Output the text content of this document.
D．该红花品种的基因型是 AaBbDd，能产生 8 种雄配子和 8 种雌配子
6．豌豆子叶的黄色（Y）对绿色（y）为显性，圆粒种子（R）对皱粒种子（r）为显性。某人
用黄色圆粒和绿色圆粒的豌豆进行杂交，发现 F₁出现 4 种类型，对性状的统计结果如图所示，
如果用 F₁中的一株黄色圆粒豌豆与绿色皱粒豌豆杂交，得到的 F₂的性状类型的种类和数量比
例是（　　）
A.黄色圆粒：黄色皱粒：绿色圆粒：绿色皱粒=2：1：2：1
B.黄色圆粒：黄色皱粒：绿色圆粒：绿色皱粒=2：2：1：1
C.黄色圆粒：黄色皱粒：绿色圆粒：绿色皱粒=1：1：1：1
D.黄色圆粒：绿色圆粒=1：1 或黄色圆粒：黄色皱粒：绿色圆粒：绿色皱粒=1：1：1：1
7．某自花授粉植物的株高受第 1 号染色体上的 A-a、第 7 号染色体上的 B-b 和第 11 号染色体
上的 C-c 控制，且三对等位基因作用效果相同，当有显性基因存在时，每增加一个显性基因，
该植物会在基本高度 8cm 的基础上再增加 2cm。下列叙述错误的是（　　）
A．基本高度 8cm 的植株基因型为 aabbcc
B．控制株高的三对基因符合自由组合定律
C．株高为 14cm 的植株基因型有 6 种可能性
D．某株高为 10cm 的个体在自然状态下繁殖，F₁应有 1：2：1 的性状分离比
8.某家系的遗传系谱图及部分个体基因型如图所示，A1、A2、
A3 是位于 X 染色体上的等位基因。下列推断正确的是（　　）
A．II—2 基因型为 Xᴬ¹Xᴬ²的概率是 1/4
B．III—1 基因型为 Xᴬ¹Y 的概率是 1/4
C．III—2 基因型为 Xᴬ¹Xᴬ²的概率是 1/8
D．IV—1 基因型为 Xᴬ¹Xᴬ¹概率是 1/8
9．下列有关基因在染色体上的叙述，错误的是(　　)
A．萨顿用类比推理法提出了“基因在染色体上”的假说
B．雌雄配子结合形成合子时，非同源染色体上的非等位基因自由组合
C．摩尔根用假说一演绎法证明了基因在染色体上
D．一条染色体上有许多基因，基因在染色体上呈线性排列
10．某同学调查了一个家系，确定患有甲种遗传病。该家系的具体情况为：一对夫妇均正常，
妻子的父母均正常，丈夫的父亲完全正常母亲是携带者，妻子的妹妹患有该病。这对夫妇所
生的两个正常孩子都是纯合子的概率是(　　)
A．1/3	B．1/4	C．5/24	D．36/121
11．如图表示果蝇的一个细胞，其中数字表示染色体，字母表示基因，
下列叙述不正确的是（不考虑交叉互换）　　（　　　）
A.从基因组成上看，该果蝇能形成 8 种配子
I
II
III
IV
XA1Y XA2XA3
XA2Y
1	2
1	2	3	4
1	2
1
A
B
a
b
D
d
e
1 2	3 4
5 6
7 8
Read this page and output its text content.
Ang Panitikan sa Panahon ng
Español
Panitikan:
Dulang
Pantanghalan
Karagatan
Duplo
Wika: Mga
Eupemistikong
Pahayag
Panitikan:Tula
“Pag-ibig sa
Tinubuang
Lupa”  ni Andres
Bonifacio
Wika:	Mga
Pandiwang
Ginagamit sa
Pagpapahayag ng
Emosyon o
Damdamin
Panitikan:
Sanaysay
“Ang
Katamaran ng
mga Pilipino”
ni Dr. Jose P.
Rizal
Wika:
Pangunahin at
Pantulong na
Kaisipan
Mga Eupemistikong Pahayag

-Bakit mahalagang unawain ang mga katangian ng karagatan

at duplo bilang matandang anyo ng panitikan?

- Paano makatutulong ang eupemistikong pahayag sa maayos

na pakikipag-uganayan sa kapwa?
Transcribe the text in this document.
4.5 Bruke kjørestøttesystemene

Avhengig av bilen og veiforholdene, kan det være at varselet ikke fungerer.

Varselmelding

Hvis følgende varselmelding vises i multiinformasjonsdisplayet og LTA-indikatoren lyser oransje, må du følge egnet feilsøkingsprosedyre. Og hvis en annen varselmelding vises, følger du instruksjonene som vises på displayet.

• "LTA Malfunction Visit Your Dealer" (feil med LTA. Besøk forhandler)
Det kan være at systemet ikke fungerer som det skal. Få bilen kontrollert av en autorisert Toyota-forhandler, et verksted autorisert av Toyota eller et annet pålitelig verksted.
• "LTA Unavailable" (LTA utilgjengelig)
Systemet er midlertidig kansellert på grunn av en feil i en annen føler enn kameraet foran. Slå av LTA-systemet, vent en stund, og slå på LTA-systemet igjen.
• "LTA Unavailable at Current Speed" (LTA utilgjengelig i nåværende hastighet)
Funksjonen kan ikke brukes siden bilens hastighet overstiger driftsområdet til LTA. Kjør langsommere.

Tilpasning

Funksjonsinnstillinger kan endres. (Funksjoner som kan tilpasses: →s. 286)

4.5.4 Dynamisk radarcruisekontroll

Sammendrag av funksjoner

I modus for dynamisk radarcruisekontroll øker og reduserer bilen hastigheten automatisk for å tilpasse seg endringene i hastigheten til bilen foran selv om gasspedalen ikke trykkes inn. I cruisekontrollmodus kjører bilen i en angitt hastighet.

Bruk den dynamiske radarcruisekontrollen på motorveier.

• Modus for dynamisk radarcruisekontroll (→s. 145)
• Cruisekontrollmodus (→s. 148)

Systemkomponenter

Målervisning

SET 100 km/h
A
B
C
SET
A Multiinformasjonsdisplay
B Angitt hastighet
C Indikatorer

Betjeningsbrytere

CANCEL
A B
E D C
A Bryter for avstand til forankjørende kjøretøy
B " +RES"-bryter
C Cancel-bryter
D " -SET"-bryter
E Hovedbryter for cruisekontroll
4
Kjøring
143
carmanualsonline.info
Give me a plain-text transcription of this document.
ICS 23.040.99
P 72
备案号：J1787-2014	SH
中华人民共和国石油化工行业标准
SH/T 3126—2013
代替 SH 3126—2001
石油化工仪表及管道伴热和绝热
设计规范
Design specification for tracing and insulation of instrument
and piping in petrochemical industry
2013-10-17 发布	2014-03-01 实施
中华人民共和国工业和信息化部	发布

● ● ●

| EXERCISE PROMPT |
Show the data once more, exactly as it was written.

| OUTPUT OF THE EXERCISE |
Output the text content of this document.
D．该红花品种的基因型是 AaBbDd，能产生 8 种雄配子和 8 种雌配子
6．豌豆子叶的黄色（Y）对绿色（y）为显性，圆粒种子（R）对皱粒种子（r）为显性。某人
用黄色圆粒和绿色圆粒的豌豆进行杂交，发现 F₁出现 4 种类型，对性状的统计结果如图所示，
如果用 F₁中的一株黄色圆粒豌豆与绿色皱粒豌豆杂交，得到的 F₂的性状类型的种类和数量比
例是（　　）
A.黄色圆粒：黄色皱粒：绿色圆粒：绿色皱粒=2：1：2：1
B.黄色圆粒：黄色皱粒：绿色圆粒：绿色皱粒=2：2：1：1
C.黄色圆粒：黄色皱粒：绿色圆粒：绿色皱粒=1：1：1：1
D.黄色圆粒：绿色圆粒=1：1 或黄色圆粒：黄色皱粒：绿色圆粒：绿色皱粒=1：1：1：1
7．某自花授粉植物的株高受第 1 号染色体上的 A-a、第 7 号染色体上的 B-b 和第 11 号染色体
上的 C-c 控制，且三对等位基因作用效果相同，当有显性基因存在时，每增加一个显性基因，
该植物会在基本高度 8cm 的基础上再增加 2cm。下列叙述错误的是（　　）
A．基本高度 8cm 的植株基因型为 aabbcc
B．控制株高的三对基因符合自由组合定律
C．株高为 14cm 的植株基因型有 6 种可能性
D．某株高为 10cm 的个体在自然状态下繁殖，F₁应有 1：2：1 的性状分离比
8.某家系的遗传系谱图及部分个体基因型如图所示，A1、A2、
A3 是位于 X 染色体上的等位基因。下列推断正确的是（　　）
A．II—2 基因型为 Xᴬ¹Xᴬ²的概率是 1/4
B．III—1 基因型为 Xᴬ¹Y 的概率是 1/4
C．III—2 基因型为 Xᴬ¹Xᴬ²的概率是 1/8
D．IV—1 基因型为 Xᴬ¹Xᴬ¹概率是 1/8
9．下列有关基因在染色体上的叙述，错误的是(　　)
A．萨顿用类比推理法提出了“基因在染色体上”的假说
B．雌雄配子结合形成合子时，非同源染色体上的非等位基因自由组合
C．摩尔根用假说一演绎法证明了基因在染色体上
D．一条染色体上有许多基因，基因在染色体上呈线性排列
10．某同学调查了一个家系，确定患有甲种遗传病。该家系的具体情况为：一对夫妇均正常，
妻子的父母均正常，丈夫的父亲完全正常母亲是携带者，妻子的妹妹患有该病。这对夫妇所
生的两个正常孩子都是纯合子的概率是(　　)
A．1/3	B．1/4	C．5/24	D．36/121
11．如图表示果蝇的一个细胞，其中数字表示染色体，字母表示基因，
下列叙述不正确的是（不考虑交叉互换）　　（　　　）
A.从基因组成上看，该果蝇能形成 8 种配子
I
II
III
IV
XA1Y XA2XA3
XA2Y
1	2
1	2	3	4
1	2
1
A
B
a
b
D
d
e
1 2	3 4
5 6
7 8
Read this page and output its text content.
Ang Panitikan sa Panahon ng
Español
Panitikan:
Dulang
Pantanghalan
Karagatan
Duplo
Wika: Mga
Eupemistikong
Pahayag
Panitikan:Tula
“Pag-ibig sa
Tinubuang
Lupa”  ni Andres
Bonifacio
Wika:	Mga
Pandiwang
Ginagamit sa
Pagpapahayag ng
Emosyon o
Damdamin
Panitikan:
Sanaysay
“Ang
Katamaran ng
mga Pilipino”
ni Dr. Jose P.
Rizal
Wika:
Pangunahin at
Pantulong na
Kaisipan
Mga Eupemistikong Pahayag

-Bakit mahalagang unawain ang mga katangian ng karagatan

at duplo bilang matandang anyo ng panitikan?

- Paano makatutulong ang eupemistikong pahayag sa maayos

na pakikipag-uganayan sa kapwa?
Transcribe the text in this document.
4.5 Bruke kjørestøttesystemene

Avhengig av bilen og veiforholdene, kan det være at varselet ikke fungerer.

Varselmelding

Hvis følgende varselmelding vises i multiinformasjonsdisplayet og LTA-indikatoren lyser oransje, må du følge egnet feilsøkingsprosedyre. Og hvis en annen varselmelding vises, følger du instruksjonene som vises på displayet.

• "LTA Malfunction Visit Your Dealer" (feil med LTA. Besøk forhandler)
Det kan være at systemet ikke fungerer som det skal. Få bilen kontrollert av en autorisert Toyota-forhandler, et verksted autorisert av Toyota eller et annet pålitelig verksted.
• "LTA Unavailable" (LTA utilgjengelig)
Systemet er midlertidig kansellert på grunn av en feil i en annen føler enn kameraet foran. Slå av LTA-systemet, vent en stund, og slå på LTA-systemet igjen.
• "LTA Unavailable at Current Speed" (LTA utilgjengelig i nåværende hastighet)
Funksjonen kan ikke brukes siden bilens hastighet overstiger driftsområdet til LTA. Kjør langsommere.

Tilpasning

Funksjonsinnstillinger kan endres. (Funksjoner som kan tilpasses: →s. 286)

4.5.4 Dynamisk radarcruisekontroll

Sammendrag av funksjoner

I modus for dynamisk radarcruisekontroll øker og reduserer bilen hastigheten automatisk for å tilpasse seg endringene i hastigheten til bilen foran selv om gasspedalen ikke trykkes inn. I cruisekontrollmodus kjører bilen i en angitt hastighet.

Bruk den dynamiske radarcruisekontrollen på motorveier.

• Modus for dynamisk radarcruisekontroll (→s. 145)
• Cruisekontrollmodus (→s. 148)

Systemkomponenter

Målervisning

SET 100 km/h
A
B
C
SET
A Multiinformasjonsdisplay
B Angitt hastighet
C Indikatorer

Betjeningsbrytere

CANCEL
A B
E D C
A Bryter for avstand til forankjørende kjøretøy
B " +RES"-bryter
C Cancel-bryter
D " -SET"-bryter
E Hovedbryter for cruisekontroll
4
Kjøring
143
carmanualsonline.info
Give me a plain-text transcription of this document.
ICS 23.040.99
P 72
备案号：J1787-2014	SH
中华人民共和国石油化工行业标准
SH/T 3126—2013
代替 SH 3126—2001
石油化工仪表及管道伴热和绝热
设计规范
Design specification for tracing and insulation of instrument
and piping in petrochemical industry
2013-10-17 发布	2014-03-01 实施
中华人民共和国工业和信息化部	发布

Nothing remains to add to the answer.